CONSIGNE 1
Répétez mot pour mot, s'il vous plaît, la partie des entrées qui s'ouvre sur leur toute première ligne et se termine par la ligne contenant "legend-entry-label: 50 - 100", ces deux lignes comprises.

EXTRAIT DU DOCUMENT

Il y a quelque quarante ans, j’ai rencontré à Paris le polytechnicien Jacques Weiss (aujourd’hui décédé) qui a synthétisé les oeuvres de Saint-Yves d’Alveydre dans un livre aujourd’hui épuisé (La Synarchie, Robert Laffont). J’ai aussi abordé ce thème avec feu Michel Jobert, fondateur du Mouvement des démocrates auquel j’ai appartenu. L’ancien ministre français des affaires étrangères trouvait l’idée intéressante mais trop difficile à réaliser. Mais, en quarante ans, le monde a sensiblement évolué, aussi bien dans les mentalités que dans la technologie. Et ce qui semblait hors de portée hier pourrait bien devenir accessible aujourd’hui.

Des revendications sociales.

Selon Saint-Yves d’Alveydre, la synarchie a bel et bien fonctionné, notamment en France du 14ème au 16ème siècle, quand les rois prenaient la peine de convoquer régulièrement les états généraux. Le peuple écrivait ses doléances dans des cahiers, revendications purement sociales et exprimées par profession avant d’être synthétisées dans les trois ordres d’alors, le clergé (qui serait aujourd’hui l’enseignement), la noblesse (la justice et la police) et le tiers état (l’économie).

EXTRAITS DES ENTRÉES

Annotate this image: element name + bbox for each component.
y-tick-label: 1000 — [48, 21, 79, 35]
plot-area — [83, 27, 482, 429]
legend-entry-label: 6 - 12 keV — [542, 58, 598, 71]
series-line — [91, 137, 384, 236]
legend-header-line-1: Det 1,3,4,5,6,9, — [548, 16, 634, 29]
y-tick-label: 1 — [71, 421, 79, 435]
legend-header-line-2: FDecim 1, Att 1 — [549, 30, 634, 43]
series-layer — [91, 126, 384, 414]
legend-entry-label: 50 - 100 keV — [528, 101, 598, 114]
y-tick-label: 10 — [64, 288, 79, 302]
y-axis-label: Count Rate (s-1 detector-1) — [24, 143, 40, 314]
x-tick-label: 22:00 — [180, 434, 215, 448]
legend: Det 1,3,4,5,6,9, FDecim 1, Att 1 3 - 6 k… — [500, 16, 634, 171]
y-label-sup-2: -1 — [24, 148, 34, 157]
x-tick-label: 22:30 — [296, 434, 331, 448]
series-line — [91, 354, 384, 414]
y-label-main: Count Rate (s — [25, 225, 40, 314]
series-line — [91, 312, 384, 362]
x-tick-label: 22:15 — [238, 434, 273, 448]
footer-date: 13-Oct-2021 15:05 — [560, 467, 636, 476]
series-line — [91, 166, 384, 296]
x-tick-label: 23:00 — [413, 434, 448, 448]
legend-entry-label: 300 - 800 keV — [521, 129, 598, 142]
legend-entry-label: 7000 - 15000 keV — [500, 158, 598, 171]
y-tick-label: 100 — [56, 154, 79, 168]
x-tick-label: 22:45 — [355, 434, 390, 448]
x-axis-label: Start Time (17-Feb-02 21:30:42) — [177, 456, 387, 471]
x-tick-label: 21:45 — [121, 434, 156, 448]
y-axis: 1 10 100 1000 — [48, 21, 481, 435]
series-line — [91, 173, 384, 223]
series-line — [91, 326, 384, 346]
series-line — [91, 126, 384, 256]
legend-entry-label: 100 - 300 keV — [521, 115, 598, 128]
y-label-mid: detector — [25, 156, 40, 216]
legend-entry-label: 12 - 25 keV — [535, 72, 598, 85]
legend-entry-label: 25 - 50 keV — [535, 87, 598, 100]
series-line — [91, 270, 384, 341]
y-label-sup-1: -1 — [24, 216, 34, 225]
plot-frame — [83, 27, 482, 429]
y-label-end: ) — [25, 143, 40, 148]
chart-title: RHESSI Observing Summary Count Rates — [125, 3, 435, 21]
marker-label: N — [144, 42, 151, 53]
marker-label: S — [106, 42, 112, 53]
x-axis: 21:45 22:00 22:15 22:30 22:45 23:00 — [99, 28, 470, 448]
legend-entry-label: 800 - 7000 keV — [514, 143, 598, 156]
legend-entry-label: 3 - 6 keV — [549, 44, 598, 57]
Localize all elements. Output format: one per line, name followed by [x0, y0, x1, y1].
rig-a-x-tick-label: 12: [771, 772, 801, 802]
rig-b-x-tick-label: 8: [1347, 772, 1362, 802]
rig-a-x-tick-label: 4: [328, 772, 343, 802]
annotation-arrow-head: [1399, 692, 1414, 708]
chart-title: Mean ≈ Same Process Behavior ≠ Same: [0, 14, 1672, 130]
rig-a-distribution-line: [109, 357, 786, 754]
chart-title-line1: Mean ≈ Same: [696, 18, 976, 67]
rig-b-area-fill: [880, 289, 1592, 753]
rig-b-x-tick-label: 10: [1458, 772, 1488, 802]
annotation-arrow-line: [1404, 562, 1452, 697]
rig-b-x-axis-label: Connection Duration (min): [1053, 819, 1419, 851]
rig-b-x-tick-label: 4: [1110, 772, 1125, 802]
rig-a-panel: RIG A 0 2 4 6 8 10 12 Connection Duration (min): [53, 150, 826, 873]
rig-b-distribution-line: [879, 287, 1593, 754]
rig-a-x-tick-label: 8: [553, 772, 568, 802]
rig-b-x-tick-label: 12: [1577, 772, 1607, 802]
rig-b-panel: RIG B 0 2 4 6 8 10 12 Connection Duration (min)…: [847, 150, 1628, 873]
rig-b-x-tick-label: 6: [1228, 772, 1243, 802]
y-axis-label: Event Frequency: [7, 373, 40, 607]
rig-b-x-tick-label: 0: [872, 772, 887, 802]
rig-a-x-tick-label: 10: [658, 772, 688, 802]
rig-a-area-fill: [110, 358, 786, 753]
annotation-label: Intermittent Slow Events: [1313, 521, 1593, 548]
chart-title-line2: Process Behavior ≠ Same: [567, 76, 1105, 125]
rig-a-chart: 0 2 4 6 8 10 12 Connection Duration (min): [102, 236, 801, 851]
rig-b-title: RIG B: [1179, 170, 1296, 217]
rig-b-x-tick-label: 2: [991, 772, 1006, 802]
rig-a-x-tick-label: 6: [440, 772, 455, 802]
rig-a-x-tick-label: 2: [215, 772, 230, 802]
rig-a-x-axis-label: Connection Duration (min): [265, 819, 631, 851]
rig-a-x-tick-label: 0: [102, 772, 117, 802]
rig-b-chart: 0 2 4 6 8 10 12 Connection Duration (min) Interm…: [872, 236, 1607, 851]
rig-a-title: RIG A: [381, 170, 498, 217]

CONSIGNE 2
Recopiez à l'identique le passage du texte sur la synarchie qui commence aux mots contenant "Des revendications sociales." et s'achève sur "tiers état (l’économie).".

RÉPONSE 1
Annotate this image: element name + bbox for each component.
y-tick-label: 1000 — [48, 21, 79, 35]
plot-area — [83, 27, 482, 429]
legend-entry-label: 6 - 12 keV — [542, 58, 598, 71]
series-line — [91, 137, 384, 236]
legend-header-line-1: Det 1,3,4,5,6,9, — [548, 16, 634, 29]
y-tick-label: 1 — [71, 421, 79, 435]
legend-header-line-2: FDecim 1, Att 1 — [549, 30, 634, 43]
series-layer — [91, 126, 384, 414]
legend-entry-label: 50 - 100 keV — [528, 101, 598, 114]

RÉPONSE 2
Des revendications sociales.

Selon Saint-Yves d’Alveydre, la synarchie a bel et bien fonctionné, notamment en France du 14ème au 16ème siècle, quand les rois prenaient la peine de convoquer régulièrement les états généraux. Le peuple écrivait ses doléances dans des cahiers, revendications purement sociales et exprimées par profession avant d’être synthétisées dans les trois ordres d’alors, le clergé (qui serait aujourd’hui l’enseignement), la noblesse (la justice et la police) et le tiers état (l’économie).